▸ Task goal: Which lines hold the word "Unlimited"? Copy each of them.

## START Data excerpts

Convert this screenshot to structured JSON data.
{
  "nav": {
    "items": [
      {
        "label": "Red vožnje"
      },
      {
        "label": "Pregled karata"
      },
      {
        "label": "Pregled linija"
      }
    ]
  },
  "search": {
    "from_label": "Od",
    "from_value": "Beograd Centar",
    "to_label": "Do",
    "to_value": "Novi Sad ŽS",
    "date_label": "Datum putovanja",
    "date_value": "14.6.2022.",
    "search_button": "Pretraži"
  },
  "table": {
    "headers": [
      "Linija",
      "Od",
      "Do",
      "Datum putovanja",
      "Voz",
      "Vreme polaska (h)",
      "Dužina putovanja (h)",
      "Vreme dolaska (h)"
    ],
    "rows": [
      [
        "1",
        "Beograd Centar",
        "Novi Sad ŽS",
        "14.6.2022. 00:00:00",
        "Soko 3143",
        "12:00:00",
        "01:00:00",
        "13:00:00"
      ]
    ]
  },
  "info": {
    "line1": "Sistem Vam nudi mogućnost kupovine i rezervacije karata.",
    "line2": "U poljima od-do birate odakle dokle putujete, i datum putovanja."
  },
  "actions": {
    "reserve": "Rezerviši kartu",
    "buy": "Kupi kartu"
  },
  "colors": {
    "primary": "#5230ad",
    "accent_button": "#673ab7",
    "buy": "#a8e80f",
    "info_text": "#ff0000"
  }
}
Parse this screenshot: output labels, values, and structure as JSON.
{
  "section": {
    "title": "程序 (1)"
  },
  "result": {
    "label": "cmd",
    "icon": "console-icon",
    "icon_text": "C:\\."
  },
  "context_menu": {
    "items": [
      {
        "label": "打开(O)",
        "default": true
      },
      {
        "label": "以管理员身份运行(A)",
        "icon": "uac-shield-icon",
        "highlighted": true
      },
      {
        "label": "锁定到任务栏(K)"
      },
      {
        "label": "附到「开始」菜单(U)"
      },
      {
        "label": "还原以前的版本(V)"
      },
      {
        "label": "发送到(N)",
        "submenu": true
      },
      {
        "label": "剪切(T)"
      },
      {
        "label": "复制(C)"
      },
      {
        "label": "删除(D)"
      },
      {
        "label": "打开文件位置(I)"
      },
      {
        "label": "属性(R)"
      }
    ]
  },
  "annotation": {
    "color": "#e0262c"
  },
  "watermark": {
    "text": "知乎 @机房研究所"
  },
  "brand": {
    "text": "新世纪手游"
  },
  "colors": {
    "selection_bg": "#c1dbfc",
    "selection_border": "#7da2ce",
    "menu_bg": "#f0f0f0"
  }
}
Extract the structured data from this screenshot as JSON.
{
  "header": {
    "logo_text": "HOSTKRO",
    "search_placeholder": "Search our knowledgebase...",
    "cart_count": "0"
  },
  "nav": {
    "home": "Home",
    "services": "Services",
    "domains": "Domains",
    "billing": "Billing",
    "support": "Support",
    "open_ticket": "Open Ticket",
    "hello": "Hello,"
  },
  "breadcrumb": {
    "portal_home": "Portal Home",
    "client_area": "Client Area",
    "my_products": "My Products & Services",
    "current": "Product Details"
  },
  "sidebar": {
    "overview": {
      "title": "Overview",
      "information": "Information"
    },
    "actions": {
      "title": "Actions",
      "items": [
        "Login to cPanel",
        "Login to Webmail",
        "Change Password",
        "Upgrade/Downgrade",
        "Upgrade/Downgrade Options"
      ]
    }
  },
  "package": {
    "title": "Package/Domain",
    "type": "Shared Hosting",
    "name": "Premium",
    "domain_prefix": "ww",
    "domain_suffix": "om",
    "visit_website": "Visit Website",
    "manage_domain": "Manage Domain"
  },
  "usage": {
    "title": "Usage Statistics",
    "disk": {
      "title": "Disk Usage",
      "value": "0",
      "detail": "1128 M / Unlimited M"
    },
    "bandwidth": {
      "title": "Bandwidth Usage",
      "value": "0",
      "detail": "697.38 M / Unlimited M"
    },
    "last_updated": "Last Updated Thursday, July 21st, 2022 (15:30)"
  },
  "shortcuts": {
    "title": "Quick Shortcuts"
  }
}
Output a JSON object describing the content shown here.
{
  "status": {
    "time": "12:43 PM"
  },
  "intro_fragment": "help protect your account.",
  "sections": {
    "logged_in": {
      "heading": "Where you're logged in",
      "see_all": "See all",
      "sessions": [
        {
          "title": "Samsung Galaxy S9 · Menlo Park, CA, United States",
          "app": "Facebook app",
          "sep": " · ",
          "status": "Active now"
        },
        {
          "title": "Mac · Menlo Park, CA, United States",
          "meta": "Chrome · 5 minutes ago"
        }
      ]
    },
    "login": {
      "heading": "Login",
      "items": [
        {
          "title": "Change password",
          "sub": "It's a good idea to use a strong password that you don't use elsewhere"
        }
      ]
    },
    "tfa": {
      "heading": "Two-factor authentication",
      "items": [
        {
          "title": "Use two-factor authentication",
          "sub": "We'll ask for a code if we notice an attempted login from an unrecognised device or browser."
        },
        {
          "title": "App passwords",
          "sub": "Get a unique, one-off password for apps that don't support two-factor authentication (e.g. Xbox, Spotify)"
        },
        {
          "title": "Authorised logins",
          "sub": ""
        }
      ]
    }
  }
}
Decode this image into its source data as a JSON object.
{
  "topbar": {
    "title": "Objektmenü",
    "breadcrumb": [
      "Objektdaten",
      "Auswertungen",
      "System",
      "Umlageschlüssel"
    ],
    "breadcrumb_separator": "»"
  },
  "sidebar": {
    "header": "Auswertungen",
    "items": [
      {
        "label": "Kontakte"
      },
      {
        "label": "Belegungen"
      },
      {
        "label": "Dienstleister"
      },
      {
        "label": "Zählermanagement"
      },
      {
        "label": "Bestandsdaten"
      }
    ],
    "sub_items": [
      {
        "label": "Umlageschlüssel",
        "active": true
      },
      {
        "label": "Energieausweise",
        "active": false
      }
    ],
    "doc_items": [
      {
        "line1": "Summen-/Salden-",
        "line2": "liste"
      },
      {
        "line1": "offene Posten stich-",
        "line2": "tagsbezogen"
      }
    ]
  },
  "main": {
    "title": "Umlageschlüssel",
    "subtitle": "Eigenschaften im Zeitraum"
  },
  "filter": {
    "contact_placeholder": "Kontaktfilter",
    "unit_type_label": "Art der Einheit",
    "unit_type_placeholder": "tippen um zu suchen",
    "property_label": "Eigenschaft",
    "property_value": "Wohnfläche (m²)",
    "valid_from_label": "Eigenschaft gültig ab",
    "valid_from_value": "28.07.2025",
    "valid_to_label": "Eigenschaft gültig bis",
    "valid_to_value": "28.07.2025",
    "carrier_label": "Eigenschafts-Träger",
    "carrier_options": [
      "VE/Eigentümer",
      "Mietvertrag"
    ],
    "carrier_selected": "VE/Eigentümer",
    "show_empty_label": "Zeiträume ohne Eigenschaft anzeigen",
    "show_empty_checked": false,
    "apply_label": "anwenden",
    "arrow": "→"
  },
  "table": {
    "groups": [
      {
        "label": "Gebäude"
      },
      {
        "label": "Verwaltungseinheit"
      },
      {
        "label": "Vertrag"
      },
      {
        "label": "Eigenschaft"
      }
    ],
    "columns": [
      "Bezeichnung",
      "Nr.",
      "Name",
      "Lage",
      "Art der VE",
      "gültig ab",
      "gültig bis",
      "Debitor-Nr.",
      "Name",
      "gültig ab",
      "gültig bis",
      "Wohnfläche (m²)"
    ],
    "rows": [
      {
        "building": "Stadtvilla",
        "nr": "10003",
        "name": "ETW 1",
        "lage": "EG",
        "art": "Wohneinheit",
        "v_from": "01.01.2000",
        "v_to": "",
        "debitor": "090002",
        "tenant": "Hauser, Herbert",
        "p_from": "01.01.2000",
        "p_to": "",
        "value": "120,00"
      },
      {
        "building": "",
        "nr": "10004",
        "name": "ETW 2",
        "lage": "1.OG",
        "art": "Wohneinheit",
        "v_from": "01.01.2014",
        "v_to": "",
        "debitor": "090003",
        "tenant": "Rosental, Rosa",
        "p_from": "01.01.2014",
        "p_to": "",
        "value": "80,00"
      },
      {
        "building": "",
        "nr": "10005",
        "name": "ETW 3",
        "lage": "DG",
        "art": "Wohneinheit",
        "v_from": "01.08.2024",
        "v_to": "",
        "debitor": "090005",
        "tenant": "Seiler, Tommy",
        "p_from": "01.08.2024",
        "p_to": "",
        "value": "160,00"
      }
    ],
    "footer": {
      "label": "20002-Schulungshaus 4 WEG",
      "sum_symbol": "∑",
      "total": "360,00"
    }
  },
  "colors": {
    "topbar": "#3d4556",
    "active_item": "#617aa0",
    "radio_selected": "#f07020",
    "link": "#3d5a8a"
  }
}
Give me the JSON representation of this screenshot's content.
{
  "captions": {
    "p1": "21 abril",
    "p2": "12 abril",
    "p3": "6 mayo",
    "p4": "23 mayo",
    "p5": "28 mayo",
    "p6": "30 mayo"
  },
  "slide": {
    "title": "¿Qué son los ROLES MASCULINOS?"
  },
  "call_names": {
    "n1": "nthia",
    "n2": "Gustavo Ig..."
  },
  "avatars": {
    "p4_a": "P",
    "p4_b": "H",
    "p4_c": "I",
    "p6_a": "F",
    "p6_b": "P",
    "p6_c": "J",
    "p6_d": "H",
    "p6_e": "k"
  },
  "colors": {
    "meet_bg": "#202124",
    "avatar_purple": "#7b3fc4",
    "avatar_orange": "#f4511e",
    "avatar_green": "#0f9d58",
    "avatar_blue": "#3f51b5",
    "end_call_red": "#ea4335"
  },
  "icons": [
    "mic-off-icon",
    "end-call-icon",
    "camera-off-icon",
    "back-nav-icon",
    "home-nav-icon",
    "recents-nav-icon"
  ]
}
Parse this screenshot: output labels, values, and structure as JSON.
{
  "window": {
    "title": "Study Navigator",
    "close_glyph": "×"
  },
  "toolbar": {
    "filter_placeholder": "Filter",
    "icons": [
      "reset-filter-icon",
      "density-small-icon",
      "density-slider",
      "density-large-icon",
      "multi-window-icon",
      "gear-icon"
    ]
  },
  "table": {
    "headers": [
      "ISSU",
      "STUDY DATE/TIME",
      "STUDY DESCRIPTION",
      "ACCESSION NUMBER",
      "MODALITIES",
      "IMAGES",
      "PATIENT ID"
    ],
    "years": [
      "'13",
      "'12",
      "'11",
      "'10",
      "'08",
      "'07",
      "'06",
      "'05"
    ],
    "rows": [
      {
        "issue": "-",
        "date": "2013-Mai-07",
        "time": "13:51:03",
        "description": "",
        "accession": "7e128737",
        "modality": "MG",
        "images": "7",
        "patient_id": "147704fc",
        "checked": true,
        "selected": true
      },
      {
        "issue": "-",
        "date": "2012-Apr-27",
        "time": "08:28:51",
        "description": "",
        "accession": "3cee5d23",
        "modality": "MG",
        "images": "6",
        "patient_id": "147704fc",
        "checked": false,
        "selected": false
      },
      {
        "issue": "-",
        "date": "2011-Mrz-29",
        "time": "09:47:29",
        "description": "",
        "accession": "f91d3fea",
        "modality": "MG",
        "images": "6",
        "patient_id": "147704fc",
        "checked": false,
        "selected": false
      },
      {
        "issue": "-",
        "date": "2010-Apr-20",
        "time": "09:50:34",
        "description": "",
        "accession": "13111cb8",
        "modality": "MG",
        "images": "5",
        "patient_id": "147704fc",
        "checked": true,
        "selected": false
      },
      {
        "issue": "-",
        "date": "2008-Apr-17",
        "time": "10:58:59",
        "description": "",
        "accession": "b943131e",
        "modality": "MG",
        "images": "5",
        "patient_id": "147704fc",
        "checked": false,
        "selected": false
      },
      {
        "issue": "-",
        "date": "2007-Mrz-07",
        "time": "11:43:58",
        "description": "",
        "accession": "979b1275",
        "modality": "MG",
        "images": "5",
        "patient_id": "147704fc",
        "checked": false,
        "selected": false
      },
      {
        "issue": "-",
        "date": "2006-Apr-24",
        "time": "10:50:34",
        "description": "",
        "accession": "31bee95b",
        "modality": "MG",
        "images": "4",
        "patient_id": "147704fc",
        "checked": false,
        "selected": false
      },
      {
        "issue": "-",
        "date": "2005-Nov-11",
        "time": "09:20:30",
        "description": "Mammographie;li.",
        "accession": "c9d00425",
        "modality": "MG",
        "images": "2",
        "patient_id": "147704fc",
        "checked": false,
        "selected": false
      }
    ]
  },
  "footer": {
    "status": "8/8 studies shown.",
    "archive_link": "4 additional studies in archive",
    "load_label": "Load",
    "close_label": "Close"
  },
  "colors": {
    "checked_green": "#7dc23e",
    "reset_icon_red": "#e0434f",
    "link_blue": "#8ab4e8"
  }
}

## END Data excerpts

▸ Response:
      "detail": "1128 M / Unlimited M"
      "detail": "697.38 M / Unlimited M"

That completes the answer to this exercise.